■ DIRECTIVE
Using the entries below, transcribe exactly the line containing "Transcribe the text in this document." and each line that follows it to the end.

■ DATA TO USE
═══
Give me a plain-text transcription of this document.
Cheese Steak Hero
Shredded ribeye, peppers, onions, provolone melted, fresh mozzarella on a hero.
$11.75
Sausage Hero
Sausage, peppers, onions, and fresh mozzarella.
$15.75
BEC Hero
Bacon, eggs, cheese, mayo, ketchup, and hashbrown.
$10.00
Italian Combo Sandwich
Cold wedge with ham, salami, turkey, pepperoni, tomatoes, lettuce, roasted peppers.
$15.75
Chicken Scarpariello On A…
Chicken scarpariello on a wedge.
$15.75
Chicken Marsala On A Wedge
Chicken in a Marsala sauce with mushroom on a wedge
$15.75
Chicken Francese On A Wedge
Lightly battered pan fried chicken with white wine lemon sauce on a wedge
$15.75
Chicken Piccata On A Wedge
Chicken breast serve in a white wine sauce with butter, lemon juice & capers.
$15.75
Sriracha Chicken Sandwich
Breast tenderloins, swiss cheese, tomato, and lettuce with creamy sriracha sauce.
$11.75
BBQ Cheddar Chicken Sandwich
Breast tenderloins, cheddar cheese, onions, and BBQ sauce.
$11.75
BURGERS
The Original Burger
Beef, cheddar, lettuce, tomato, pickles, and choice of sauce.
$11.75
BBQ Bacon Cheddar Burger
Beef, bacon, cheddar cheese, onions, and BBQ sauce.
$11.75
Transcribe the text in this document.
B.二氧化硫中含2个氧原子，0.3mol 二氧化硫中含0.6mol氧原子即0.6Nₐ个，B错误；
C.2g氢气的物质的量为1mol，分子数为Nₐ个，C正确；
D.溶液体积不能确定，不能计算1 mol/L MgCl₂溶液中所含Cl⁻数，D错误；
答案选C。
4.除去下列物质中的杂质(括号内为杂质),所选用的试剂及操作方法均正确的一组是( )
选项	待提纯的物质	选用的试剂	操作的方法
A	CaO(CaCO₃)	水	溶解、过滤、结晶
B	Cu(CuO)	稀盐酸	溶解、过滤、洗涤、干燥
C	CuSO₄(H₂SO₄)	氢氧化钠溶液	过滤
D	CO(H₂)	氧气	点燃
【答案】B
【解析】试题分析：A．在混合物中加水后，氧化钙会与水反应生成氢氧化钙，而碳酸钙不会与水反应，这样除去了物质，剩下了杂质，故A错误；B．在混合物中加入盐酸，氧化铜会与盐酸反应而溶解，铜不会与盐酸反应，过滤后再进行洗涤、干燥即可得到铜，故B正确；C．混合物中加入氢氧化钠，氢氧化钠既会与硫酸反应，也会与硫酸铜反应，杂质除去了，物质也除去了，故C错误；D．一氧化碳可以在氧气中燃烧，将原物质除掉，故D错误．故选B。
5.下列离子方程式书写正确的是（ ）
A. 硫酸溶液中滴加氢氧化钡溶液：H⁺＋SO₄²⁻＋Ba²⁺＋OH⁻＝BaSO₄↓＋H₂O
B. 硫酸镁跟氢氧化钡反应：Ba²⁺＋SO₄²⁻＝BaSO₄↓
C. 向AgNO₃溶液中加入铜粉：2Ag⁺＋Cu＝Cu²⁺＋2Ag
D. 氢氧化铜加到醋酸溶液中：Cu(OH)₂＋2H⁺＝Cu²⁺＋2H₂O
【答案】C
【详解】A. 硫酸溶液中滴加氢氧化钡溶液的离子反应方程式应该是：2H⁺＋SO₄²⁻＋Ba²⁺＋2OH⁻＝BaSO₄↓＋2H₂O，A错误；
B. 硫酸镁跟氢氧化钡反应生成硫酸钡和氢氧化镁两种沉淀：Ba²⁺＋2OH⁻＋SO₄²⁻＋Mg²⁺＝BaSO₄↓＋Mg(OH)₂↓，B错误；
═══
■ COMPLETE ANSWER
Transcribe the text in this document.
B.二氧化硫中含2个氧原子，0.3mol 二氧化硫中含0.6mol氧原子即0.6Nₐ个，B错误；
C.2g氢气的物质的量为1mol，分子数为Nₐ个，C正确；
D.溶液体积不能确定，不能计算1 mol/L MgCl₂溶液中所含Cl⁻数，D错误；
答案选C。
4.除去下列物质中的杂质(括号内为杂质),所选用的试剂及操作方法均正确的一组是( )
选项	待提纯的物质	选用的试剂	操作的方法
A	CaO(CaCO₃)	水	溶解、过滤、结晶
B	Cu(CuO)	稀盐酸	溶解、过滤、洗涤、干燥
C	CuSO₄(H₂SO₄)	氢氧化钠溶液	过滤
D	CO(H₂)	氧气	点燃
【答案】B
【解析】试题分析：A．在混合物中加水后，氧化钙会与水反应生成氢氧化钙，而碳酸钙不会与水反应，这样除去了物质，剩下了杂质，故A错误；B．在混合物中加入盐酸，氧化铜会与盐酸反应而溶解，铜不会与盐酸反应，过滤后再进行洗涤、干燥即可得到铜，故B正确；C．混合物中加入氢氧化钠，氢氧化钠既会与硫酸反应，也会与硫酸铜反应，杂质除去了，物质也除去了，故C错误；D．一氧化碳可以在氧气中燃烧，将原物质除掉，故D错误．故选B。
5.下列离子方程式书写正确的是（ ）
A. 硫酸溶液中滴加氢氧化钡溶液：H⁺＋SO₄²⁻＋Ba²⁺＋OH⁻＝BaSO₄↓＋H₂O
B. 硫酸镁跟氢氧化钡反应：Ba²⁺＋SO₄²⁻＝BaSO₄↓
C. 向AgNO₃溶液中加入铜粉：2Ag⁺＋Cu＝Cu²⁺＋2Ag
D. 氢氧化铜加到醋酸溶液中：Cu(OH)₂＋2H⁺＝Cu²⁺＋2H₂O
【答案】C
【详解】A. 硫酸溶液中滴加氢氧化钡溶液的离子反应方程式应该是：2H⁺＋SO₄²⁻＋Ba²⁺＋2OH⁻＝BaSO₄↓＋2H₂O，A错误；
B. 硫酸镁跟氢氧化钡反应生成硫酸钡和氢氧化镁两种沉淀：Ba²⁺＋2OH⁻＋SO₄²⁻＋Mg²⁺＝BaSO₄↓＋Mg(OH)₂↓，B错误；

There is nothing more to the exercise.